> Given request
Write the data out again in full, with no departure from the original.

> Source material
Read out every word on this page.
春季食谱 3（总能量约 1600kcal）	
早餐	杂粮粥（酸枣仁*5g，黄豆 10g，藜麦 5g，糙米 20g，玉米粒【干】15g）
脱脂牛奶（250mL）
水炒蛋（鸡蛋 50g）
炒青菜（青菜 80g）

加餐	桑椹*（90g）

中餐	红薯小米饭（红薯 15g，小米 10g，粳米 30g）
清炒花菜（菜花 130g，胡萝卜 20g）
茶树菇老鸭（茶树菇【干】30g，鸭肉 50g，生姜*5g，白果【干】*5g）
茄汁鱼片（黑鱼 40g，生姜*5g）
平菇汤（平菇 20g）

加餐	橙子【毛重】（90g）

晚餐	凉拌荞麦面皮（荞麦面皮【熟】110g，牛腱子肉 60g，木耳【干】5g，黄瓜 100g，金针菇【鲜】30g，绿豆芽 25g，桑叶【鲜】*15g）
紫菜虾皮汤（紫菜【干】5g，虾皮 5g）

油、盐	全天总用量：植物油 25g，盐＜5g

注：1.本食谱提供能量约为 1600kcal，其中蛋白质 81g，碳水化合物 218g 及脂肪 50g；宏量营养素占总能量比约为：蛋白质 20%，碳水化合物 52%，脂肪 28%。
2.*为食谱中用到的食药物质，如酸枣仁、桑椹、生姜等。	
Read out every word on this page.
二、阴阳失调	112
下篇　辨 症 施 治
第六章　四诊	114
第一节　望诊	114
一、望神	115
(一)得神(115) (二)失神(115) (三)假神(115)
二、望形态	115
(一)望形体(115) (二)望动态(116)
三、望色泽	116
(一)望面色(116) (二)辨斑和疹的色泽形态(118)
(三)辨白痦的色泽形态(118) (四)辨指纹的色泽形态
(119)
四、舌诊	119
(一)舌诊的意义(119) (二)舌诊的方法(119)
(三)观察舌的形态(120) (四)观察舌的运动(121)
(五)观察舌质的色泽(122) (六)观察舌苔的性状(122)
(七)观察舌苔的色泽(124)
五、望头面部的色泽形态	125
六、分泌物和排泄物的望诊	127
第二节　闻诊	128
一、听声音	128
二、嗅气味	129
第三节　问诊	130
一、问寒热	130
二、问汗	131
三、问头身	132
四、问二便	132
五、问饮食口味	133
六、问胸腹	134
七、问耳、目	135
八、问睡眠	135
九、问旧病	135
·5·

> Result of the exercise
Read out every word on this page.
春季食谱 3（总能量约 1600kcal）	
早餐	杂粮粥（酸枣仁*5g，黄豆 10g，藜麦 5g，糙米 20g，玉米粒【干】15g）
脱脂牛奶（250mL）
水炒蛋（鸡蛋 50g）
炒青菜（青菜 80g）

加餐	桑椹*（90g）

中餐	红薯小米饭（红薯 15g，小米 10g，粳米 30g）
清炒花菜（菜花 130g，胡萝卜 20g）
茶树菇老鸭（茶树菇【干】30g，鸭肉 50g，生姜*5g，白果【干】*5g）
茄汁鱼片（黑鱼 40g，生姜*5g）
平菇汤（平菇 20g）

加餐	橙子【毛重】（90g）

晚餐	凉拌荞麦面皮（荞麦面皮【熟】110g，牛腱子肉 60g，木耳【干】5g，黄瓜 100g，金针菇【鲜】30g，绿豆芽 25g，桑叶【鲜】*15g）
紫菜虾皮汤（紫菜【干】5g，虾皮 5g）

油、盐	全天总用量：植物油 25g，盐＜5g

注：1.本食谱提供能量约为 1600kcal，其中蛋白质 81g，碳水化合物 218g 及脂肪 50g；宏量营养素占总能量比约为：蛋白质 20%，碳水化合物 52%，脂肪 28%。
2.*为食谱中用到的食药物质，如酸枣仁、桑椹、生姜等。	
Read out every word on this page.
二、阴阳失调	112
下篇　辨 症 施 治
第六章　四诊	114
第一节　望诊	114
一、望神	115
(一)得神(115) (二)失神(115) (三)假神(115)
二、望形态	115
(一)望形体(115) (二)望动态(116)
三、望色泽	116
(一)望面色(116) (二)辨斑和疹的色泽形态(118)
(三)辨白痦的色泽形态(118) (四)辨指纹的色泽形态
(119)
四、舌诊	119
(一)舌诊的意义(119) (二)舌诊的方法(119)
(三)观察舌的形态(120) (四)观察舌的运动(121)
(五)观察舌质的色泽(122) (六)观察舌苔的性状(122)
(七)观察舌苔的色泽(124)
五、望头面部的色泽形态	125
六、分泌物和排泄物的望诊	127
第二节　闻诊	128
一、听声音	128
二、嗅气味	129
第三节　问诊	130
一、问寒热	130
二、问汗	131
三、问头身	132
四、问二便	132
五、问饮食口味	133
六、问胸腹	134
七、问耳、目	135
八、问睡眠	135
九、问旧病	135
·5·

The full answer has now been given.